Records from a dataset
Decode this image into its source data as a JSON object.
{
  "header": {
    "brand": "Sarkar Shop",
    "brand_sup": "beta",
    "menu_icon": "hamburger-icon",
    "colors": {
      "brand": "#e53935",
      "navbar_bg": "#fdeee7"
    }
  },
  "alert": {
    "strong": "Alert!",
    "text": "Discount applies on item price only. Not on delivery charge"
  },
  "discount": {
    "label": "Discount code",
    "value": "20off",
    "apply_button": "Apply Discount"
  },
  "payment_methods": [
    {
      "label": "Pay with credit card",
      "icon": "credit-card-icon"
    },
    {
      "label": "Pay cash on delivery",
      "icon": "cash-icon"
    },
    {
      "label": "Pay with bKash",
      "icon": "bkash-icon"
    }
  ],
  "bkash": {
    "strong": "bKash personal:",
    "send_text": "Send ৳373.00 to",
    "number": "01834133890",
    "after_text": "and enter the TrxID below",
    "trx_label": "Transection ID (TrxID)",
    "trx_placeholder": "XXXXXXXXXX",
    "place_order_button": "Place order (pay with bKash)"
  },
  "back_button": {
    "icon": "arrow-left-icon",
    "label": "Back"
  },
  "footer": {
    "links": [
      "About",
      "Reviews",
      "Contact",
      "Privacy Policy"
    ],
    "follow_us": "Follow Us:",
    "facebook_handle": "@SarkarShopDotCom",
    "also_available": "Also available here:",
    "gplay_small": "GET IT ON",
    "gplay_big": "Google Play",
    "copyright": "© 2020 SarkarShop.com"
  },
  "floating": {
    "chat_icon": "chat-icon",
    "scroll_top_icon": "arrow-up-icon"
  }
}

- [Requirement]
Reproduce the records in full, exactly as written.

- [Solved problem]
Decode this image into its source data as a JSON object.
{
  "header": {
    "brand": "Sarkar Shop",
    "brand_sup": "beta",
    "menu_icon": "hamburger-icon",
    "colors": {
      "brand": "#e53935",
      "navbar_bg": "#fdeee7"
    }
  },
  "alert": {
    "strong": "Alert!",
    "text": "Discount applies on item price only. Not on delivery charge"
  },
  "discount": {
    "label": "Discount code",
    "value": "20off",
    "apply_button": "Apply Discount"
  },
  "payment_methods": [
    {
      "label": "Pay with credit card",
      "icon": "credit-card-icon"
    },
    {
      "label": "Pay cash on delivery",
      "icon": "cash-icon"
    },
    {
      "label": "Pay with bKash",
      "icon": "bkash-icon"
    }
  ],
  "bkash": {
    "strong": "bKash personal:",
    "send_text": "Send ৳373.00 to",
    "number": "01834133890",
    "after_text": "and enter the TrxID below",
    "trx_label": "Transection ID (TrxID)",
    "trx_placeholder": "XXXXXXXXXX",
    "place_order_button": "Place order (pay with bKash)"
  },
  "back_button": {
    "icon": "arrow-left-icon",
    "label": "Back"
  },
  "footer": {
    "links": [
      "About",
      "Reviews",
      "Contact",
      "Privacy Policy"
    ],
    "follow_us": "Follow Us:",
    "facebook_handle": "@SarkarShopDotCom",
    "also_available": "Also available here:",
    "gplay_small": "GET IT ON",
    "gplay_big": "Google Play",
    "copyright": "© 2020 SarkarShop.com"
  },
  "floating": {
    "chat_icon": "chat-icon",
    "scroll_top_icon": "arrow-up-icon"
  }
}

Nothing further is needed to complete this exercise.